The exercise:
Reproduce the material in full, unchanged.

Records to process:
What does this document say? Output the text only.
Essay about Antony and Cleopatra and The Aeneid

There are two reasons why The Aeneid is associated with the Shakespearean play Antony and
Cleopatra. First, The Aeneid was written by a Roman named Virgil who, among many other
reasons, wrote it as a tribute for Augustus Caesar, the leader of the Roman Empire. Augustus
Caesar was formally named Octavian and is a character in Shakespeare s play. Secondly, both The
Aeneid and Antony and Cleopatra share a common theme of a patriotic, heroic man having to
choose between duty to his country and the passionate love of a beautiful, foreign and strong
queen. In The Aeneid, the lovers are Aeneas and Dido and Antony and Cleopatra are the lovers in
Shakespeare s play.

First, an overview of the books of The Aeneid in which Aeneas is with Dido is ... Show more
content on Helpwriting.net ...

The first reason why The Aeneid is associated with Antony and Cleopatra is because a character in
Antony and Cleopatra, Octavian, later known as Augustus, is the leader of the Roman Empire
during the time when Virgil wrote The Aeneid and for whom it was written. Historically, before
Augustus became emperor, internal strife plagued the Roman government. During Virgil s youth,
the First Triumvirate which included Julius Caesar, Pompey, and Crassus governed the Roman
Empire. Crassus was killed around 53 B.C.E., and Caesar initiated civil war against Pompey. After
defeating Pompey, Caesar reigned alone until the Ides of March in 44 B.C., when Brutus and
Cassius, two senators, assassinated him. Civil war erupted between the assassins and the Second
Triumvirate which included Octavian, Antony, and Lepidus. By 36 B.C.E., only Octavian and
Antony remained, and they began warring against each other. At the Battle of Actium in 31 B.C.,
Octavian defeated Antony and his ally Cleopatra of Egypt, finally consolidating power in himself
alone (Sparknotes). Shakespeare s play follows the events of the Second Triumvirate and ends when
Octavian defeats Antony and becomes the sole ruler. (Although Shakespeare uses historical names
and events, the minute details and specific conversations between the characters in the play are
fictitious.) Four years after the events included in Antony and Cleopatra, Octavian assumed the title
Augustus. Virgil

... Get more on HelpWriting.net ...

The solution:
What does this document say? Output the text only.
Essay about Antony and Cleopatra and The Aeneid

There are two reasons why The Aeneid is associated with the Shakespearean play Antony and
Cleopatra. First, The Aeneid was written by a Roman named Virgil who, among many other
reasons, wrote it as a tribute for Augustus Caesar, the leader of the Roman Empire. Augustus
Caesar was formally named Octavian and is a character in Shakespeare s play. Secondly, both The
Aeneid and Antony and Cleopatra share a common theme of a patriotic, heroic man having to
choose between duty to his country and the passionate love of a beautiful, foreign and strong
queen. In The Aeneid, the lovers are Aeneas and Dido and Antony and Cleopatra are the lovers in
Shakespeare s play.

First, an overview of the books of The Aeneid in which Aeneas is with Dido is ... Show more
content on Helpwriting.net ...

The first reason why The Aeneid is associated with Antony and Cleopatra is because a character in
Antony and Cleopatra, Octavian, later known as Augustus, is the leader of the Roman Empire
during the time when Virgil wrote The Aeneid and for whom it was written. Historically, before
Augustus became emperor, internal strife plagued the Roman government. During Virgil s youth,
the First Triumvirate which included Julius Caesar, Pompey, and Crassus governed the Roman
Empire. Crassus was killed around 53 B.C.E., and Caesar initiated civil war against Pompey. After
defeating Pompey, Caesar reigned alone until the Ides of March in 44 B.C., when Brutus and
Cassius, two senators, assassinated him. Civil war erupted between the assassins and the Second
Triumvirate which included Octavian, Antony, and Lepidus. By 36 B.C.E., only Octavian and
Antony remained, and they began warring against each other. At the Battle of Actium in 31 B.C.,
Octavian defeated Antony and his ally Cleopatra of Egypt, finally consolidating power in himself
alone (Sparknotes). Shakespeare s play follows the events of the Second Triumvirate and ends when
Octavian defeats Antony and becomes the sole ruler. (Although Shakespeare uses historical names
and events, the minute details and specific conversations between the characters in the play are
fictitious.) Four years after the events included in Antony and Cleopatra, Octavian assumed the title
Augustus. Virgil

... Get more on HelpWriting.net ...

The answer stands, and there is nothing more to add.